- **To be done**:
Print out every line, exactly as written.

- **Given data**:

-- START --

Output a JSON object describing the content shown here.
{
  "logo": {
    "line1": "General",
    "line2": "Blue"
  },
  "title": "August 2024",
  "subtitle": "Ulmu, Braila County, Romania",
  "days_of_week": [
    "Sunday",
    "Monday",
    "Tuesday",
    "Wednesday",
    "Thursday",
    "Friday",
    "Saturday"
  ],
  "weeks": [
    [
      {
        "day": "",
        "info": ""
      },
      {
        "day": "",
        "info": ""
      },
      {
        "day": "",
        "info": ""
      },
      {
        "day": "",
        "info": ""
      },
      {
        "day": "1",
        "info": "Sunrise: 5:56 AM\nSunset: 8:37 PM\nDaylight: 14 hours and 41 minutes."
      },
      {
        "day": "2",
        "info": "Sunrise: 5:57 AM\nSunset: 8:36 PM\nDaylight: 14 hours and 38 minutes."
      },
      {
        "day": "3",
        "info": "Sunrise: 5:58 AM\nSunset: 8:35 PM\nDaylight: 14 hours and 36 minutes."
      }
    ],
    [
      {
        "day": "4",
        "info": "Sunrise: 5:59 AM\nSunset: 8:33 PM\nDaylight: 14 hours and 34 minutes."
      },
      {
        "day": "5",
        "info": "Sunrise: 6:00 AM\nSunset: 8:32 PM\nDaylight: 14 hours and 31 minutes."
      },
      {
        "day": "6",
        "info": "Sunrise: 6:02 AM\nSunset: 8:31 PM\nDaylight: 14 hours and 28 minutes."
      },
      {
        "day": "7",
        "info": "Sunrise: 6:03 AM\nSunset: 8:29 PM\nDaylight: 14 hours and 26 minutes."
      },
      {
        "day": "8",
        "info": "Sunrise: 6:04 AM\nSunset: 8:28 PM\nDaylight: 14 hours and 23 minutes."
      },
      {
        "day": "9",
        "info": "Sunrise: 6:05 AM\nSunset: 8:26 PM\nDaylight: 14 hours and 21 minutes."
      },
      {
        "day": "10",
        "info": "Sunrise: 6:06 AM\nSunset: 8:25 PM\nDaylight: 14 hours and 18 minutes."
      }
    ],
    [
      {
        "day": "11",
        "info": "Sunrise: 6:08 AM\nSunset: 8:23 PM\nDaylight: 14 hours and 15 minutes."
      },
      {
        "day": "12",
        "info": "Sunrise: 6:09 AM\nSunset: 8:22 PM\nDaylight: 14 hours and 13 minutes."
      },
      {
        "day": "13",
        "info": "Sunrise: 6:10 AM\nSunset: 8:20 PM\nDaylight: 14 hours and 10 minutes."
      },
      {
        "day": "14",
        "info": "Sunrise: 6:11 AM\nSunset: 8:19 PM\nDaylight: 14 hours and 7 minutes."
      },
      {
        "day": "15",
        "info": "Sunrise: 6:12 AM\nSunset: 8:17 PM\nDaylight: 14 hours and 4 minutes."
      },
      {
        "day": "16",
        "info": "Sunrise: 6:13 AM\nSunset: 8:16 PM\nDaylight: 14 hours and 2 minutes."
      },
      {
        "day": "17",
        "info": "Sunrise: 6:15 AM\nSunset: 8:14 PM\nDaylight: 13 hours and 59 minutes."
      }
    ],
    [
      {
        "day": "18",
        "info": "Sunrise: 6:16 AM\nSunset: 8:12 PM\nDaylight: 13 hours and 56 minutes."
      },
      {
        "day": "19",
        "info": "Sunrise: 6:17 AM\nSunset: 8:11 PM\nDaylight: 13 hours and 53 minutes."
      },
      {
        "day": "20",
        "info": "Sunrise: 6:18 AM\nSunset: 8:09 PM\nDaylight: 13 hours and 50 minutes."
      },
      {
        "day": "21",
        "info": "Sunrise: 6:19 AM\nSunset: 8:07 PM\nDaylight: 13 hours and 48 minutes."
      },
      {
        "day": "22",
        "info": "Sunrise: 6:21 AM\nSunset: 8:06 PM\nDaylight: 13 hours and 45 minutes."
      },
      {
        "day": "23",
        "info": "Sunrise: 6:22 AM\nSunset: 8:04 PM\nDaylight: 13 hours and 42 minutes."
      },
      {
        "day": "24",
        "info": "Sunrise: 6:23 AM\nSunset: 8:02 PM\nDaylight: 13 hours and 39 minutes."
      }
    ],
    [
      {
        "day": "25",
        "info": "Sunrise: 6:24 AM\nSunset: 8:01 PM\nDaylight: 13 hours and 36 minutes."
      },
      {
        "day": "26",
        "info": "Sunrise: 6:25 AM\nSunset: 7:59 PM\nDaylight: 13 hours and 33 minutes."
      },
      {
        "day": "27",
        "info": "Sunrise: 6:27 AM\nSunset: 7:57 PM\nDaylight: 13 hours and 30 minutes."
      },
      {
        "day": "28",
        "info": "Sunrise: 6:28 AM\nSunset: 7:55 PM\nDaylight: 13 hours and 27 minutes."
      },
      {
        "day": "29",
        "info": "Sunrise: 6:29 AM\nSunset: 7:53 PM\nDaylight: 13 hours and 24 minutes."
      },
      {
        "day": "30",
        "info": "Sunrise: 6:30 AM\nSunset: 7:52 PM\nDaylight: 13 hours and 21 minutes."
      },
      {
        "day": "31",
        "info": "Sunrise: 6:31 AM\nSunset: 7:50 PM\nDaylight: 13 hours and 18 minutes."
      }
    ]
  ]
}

-- END --

- **Result of this task**:
Output a JSON object describing the content shown here.
{
  "logo": {
    "line1": "General",
    "line2": "Blue"
  },
  "title": "August 2024",
  "subtitle": "Ulmu, Braila County, Romania",
  "days_of_week": [
    "Sunday",
    "Monday",
    "Tuesday",
    "Wednesday",
    "Thursday",
    "Friday",
    "Saturday"
  ],
  "weeks": [
    [
      {
        "day": "",
        "info": ""
      },
      {
        "day": "",
        "info": ""
      },
      {
        "day": "",
        "info": ""
      },
      {
        "day": "",
        "info": ""
      },
      {
        "day": "1",
        "info": "Sunrise: 5:56 AM\nSunset: 8:37 PM\nDaylight: 14 hours and 41 minutes."
      },
      {
        "day": "2",
        "info": "Sunrise: 5:57 AM\nSunset: 8:36 PM\nDaylight: 14 hours and 38 minutes."
      },
      {
        "day": "3",
        "info": "Sunrise: 5:58 AM\nSunset: 8:35 PM\nDaylight: 14 hours and 36 minutes."
      }
    ],
    [
      {
        "day": "4",
        "info": "Sunrise: 5:59 AM\nSunset: 8:33 PM\nDaylight: 14 hours and 34 minutes."
      },
      {
        "day": "5",
        "info": "Sunrise: 6:00 AM\nSunset: 8:32 PM\nDaylight: 14 hours and 31 minutes."
      },
      {
        "day": "6",
        "info": "Sunrise: 6:02 AM\nSunset: 8:31 PM\nDaylight: 14 hours and 28 minutes."
      },
      {
        "day": "7",
        "info": "Sunrise: 6:03 AM\nSunset: 8:29 PM\nDaylight: 14 hours and 26 minutes."
      },
      {
        "day": "8",
        "info": "Sunrise: 6:04 AM\nSunset: 8:28 PM\nDaylight: 14 hours and 23 minutes."
      },
      {
        "day": "9",
        "info": "Sunrise: 6:05 AM\nSunset: 8:26 PM\nDaylight: 14 hours and 21 minutes."
      },
      {
        "day": "10",
        "info": "Sunrise: 6:06 AM\nSunset: 8:25 PM\nDaylight: 14 hours and 18 minutes."
      }
    ],
    [
      {
        "day": "11",
        "info": "Sunrise: 6:08 AM\nSunset: 8:23 PM\nDaylight: 14 hours and 15 minutes."
      },
      {
        "day": "12",
        "info": "Sunrise: 6:09 AM\nSunset: 8:22 PM\nDaylight: 14 hours and 13 minutes."
      },
      {
        "day": "13",
        "info": "Sunrise: 6:10 AM\nSunset: 8:20 PM\nDaylight: 14 hours and 10 minutes."
      },
      {
        "day": "14",
        "info": "Sunrise: 6:11 AM\nSunset: 8:19 PM\nDaylight: 14 hours and 7 minutes."
      },
      {
        "day": "15",
        "info": "Sunrise: 6:12 AM\nSunset: 8:17 PM\nDaylight: 14 hours and 4 minutes."
      },
      {
        "day": "16",
        "info": "Sunrise: 6:13 AM\nSunset: 8:16 PM\nDaylight: 14 hours and 2 minutes."
      },
      {
        "day": "17",
        "info": "Sunrise: 6:15 AM\nSunset: 8:14 PM\nDaylight: 13 hours and 59 minutes."
      }
    ],
    [
      {
        "day": "18",
        "info": "Sunrise: 6:16 AM\nSunset: 8:12 PM\nDaylight: 13 hours and 56 minutes."
      },
      {
        "day": "19",
        "info": "Sunrise: 6:17 AM\nSunset: 8:11 PM\nDaylight: 13 hours and 53 minutes."
      },
      {
        "day": "20",
        "info": "Sunrise: 6:18 AM\nSunset: 8:09 PM\nDaylight: 13 hours and 50 minutes."
      },
      {
        "day": "21",
        "info": "Sunrise: 6:19 AM\nSunset: 8:07 PM\nDaylight: 13 hours and 48 minutes."
      },
      {
        "day": "22",
        "info": "Sunrise: 6:21 AM\nSunset: 8:06 PM\nDaylight: 13 hours and 45 minutes."
      },
      {
        "day": "23",
        "info": "Sunrise: 6:22 AM\nSunset: 8:04 PM\nDaylight: 13 hours and 42 minutes."
      },
      {
        "day": "24",
        "info": "Sunrise: 6:23 AM\nSunset: 8:02 PM\nDaylight: 13 hours and 39 minutes."
      }
    ],
    [
      {
        "day": "25",
        "info": "Sunrise: 6:24 AM\nSunset: 8:01 PM\nDaylight: 13 hours and 36 minutes."
      },
      {
        "day": "26",
        "info": "Sunrise: 6:25 AM\nSunset: 7:59 PM\nDaylight: 13 hours and 33 minutes."
      },
      {
        "day": "27",
        "info": "Sunrise: 6:27 AM\nSunset: 7:57 PM\nDaylight: 13 hours and 30 minutes."
      },
      {
        "day": "28",
        "info": "Sunrise: 6:28 AM\nSunset: 7:55 PM\nDaylight: 13 hours and 27 minutes."
      },
      {
        "day": "29",
        "info": "Sunrise: 6:29 AM\nSunset: 7:53 PM\nDaylight: 13 hours and 24 minutes."
      },
      {
        "day": "30",
        "info": "Sunrise: 6:30 AM\nSunset: 7:52 PM\nDaylight: 13 hours and 21 minutes."
      },
      {
        "day": "31",
        "info": "Sunrise: 6:31 AM\nSunset: 7:50 PM\nDaylight: 13 hours and 18 minutes."
      }
    ]
  ]
}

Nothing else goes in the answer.